* Aim of the exercise:
Below is a block of records: output all of them exactly and leave out the pictures.

(Stored records)

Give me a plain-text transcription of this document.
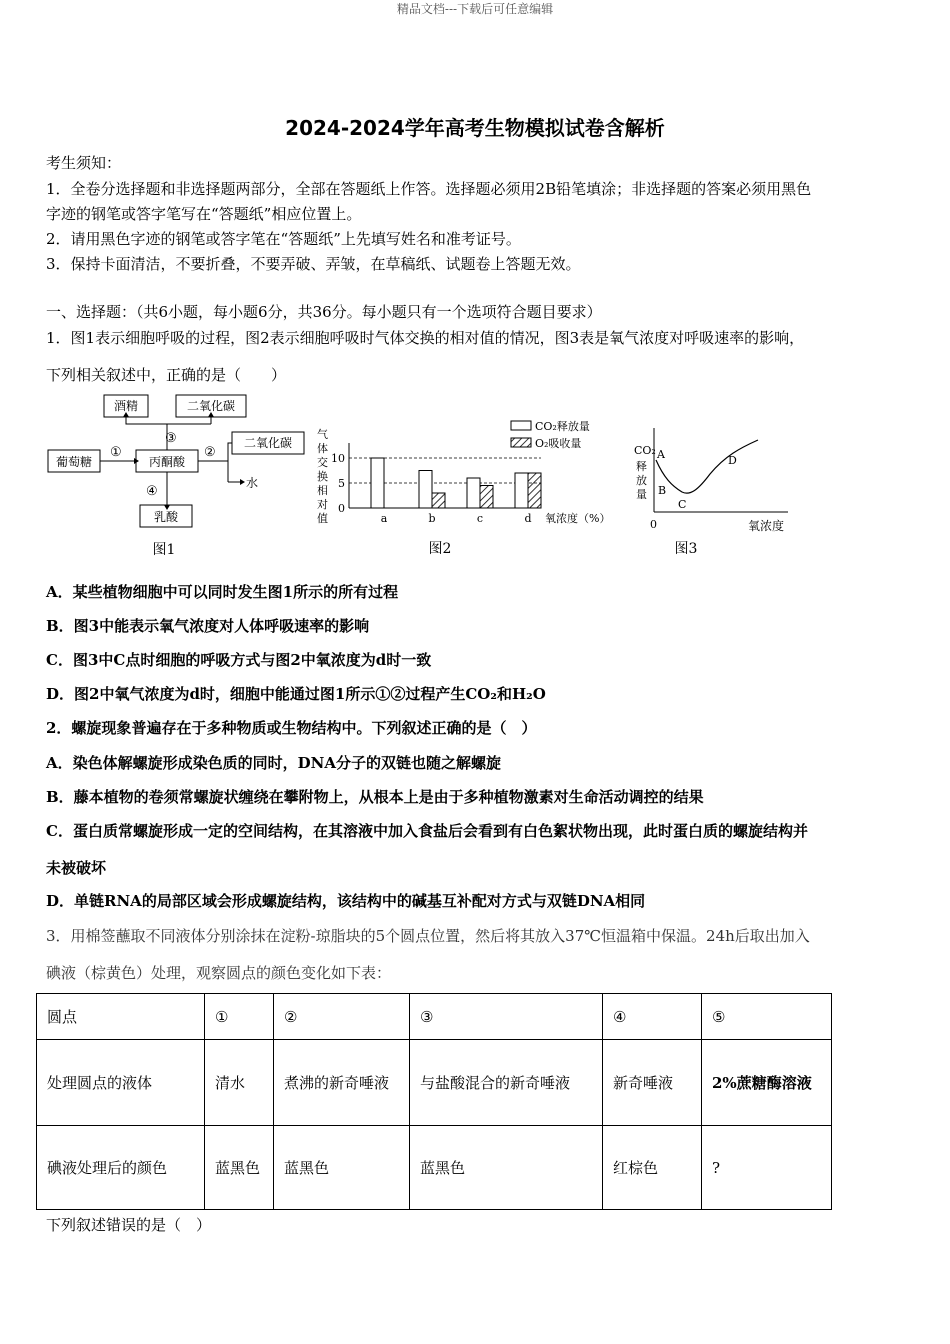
精品文档---下载后可任意编辑
2024-2024学年高考生物模拟试卷含解析
考生须知：
1．全卷分选择题和非选择题两部分，全部在答题纸上作答。选择题必须用2B铅笔填涂；非选择题的答案必须用黑色
字迹的钢笔或答字笔写在“答题纸”相应位置上。
2．请用黑色字迹的钢笔或答字笔在“答题纸”上先填写姓名和准考证号。
3．保持卡面清洁，不要折叠，不要弄破、弄皱，在草稿纸、试题卷上答题无效。
一、选择题：（共6小题，每小题6分，共36分。每小题只有一个选项符合题目要求）
1．图1表示细胞呼吸的过程，图2表示细胞呼吸时气体交换的相对值的情况，图3表是氧气浓度对呼吸速率的影响，
下列相关叙述中，正确的是（　　）
葡萄糖	丙酮酸
酒精	二氧化碳
二氧化碳
水
乳酸
①	②
③
④
图1
气
体
交
换
相
对
值
10
5
0
a	b	c	d
CO₂释放量
O₂吸收量
氧浓度（%）
图2
CO₂
释
放
量
0	氧浓度
A
B
C
D
图3
A．某些植物细胞中可以同时发生图1所示的所有过程
B．图3中能表示氧气浓度对人体呼吸速率的影响
C．图3中C点时细胞的呼吸方式与图2中氧浓度为d时一致
D．图2中氧气浓度为d时，细胞中能通过图1所示①②过程产生CO₂和H₂O
2．螺旋现象普遍存在于多种物质或生物结构中。下列叙述正确的是（　）
A．染色体解螺旋形成染色质的同时，DNA分子的双链也随之解螺旋
B．藤本植物的卷须常螺旋状缠绕在攀附物上，从根本上是由于多种植物激素对生命活动调控的结果
C．蛋白质常螺旋形成一定的空间结构，在其溶液中加入食盐后会看到有白色絮状物出现，此时蛋白质的螺旋结构并
未被破坏
D．单链RNA的局部区域会形成螺旋结构，该结构中的碱基互补配对方式与双链DNA相同
3．用棉签蘸取不同液体分别涂抹在淀粉-琼脂块的5个圆点位置，然后将其放入37℃恒温箱中保温。24h后取出加入
碘液（棕黄色）处理，观察圆点的颜色变化如下表：
圆点	①	②	③	④	⑤
处理圆点的液体	清水	煮沸的新奇唾液	与盐酸混合的新奇唾液	新奇唾液	2%蔗糖酶溶液
碘液处理后的颜色	蓝黑色	蓝黑色	蓝黑色	红棕色	?
下列叙述错误的是（　）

* Full answer:
Give me a plain-text transcription of this document.
精品文档---下载后可任意编辑
2024-2024学年高考生物模拟试卷含解析
考生须知：
1．全卷分选择题和非选择题两部分，全部在答题纸上作答。选择题必须用2B铅笔填涂；非选择题的答案必须用黑色
字迹的钢笔或答字笔写在“答题纸”相应位置上。
2．请用黑色字迹的钢笔或答字笔在“答题纸”上先填写姓名和准考证号。
3．保持卡面清洁，不要折叠，不要弄破、弄皱，在草稿纸、试题卷上答题无效。
一、选择题：（共6小题，每小题6分，共36分。每小题只有一个选项符合题目要求）
1．图1表示细胞呼吸的过程，图2表示细胞呼吸时气体交换的相对值的情况，图3表是氧气浓度对呼吸速率的影响，
下列相关叙述中，正确的是（　　）
葡萄糖	丙酮酸
酒精	二氧化碳
二氧化碳
水
乳酸
①	②
③
④
图1
气
体
交
换
相
对
值
10
5
0
a	b	c	d
CO₂释放量
O₂吸收量
氧浓度（%）
图2
CO₂
释
放
量
0	氧浓度
A
B
C
D
图3
A．某些植物细胞中可以同时发生图1所示的所有过程
B．图3中能表示氧气浓度对人体呼吸速率的影响
C．图3中C点时细胞的呼吸方式与图2中氧浓度为d时一致
D．图2中氧气浓度为d时，细胞中能通过图1所示①②过程产生CO₂和H₂O
2．螺旋现象普遍存在于多种物质或生物结构中。下列叙述正确的是（　）
A．染色体解螺旋形成染色质的同时，DNA分子的双链也随之解螺旋
B．藤本植物的卷须常螺旋状缠绕在攀附物上，从根本上是由于多种植物激素对生命活动调控的结果
C．蛋白质常螺旋形成一定的空间结构，在其溶液中加入食盐后会看到有白色絮状物出现，此时蛋白质的螺旋结构并
未被破坏
D．单链RNA的局部区域会形成螺旋结构，该结构中的碱基互补配对方式与双链DNA相同
3．用棉签蘸取不同液体分别涂抹在淀粉-琼脂块的5个圆点位置，然后将其放入37℃恒温箱中保温。24h后取出加入
碘液（棕黄色）处理，观察圆点的颜色变化如下表：
圆点	①	②	③	④	⑤
处理圆点的液体	清水	煮沸的新奇唾液	与盐酸混合的新奇唾液	新奇唾液	2%蔗糖酶溶液
碘液处理后的颜色	蓝黑色	蓝黑色	蓝黑色	红棕色	?
下列叙述错误的是（　）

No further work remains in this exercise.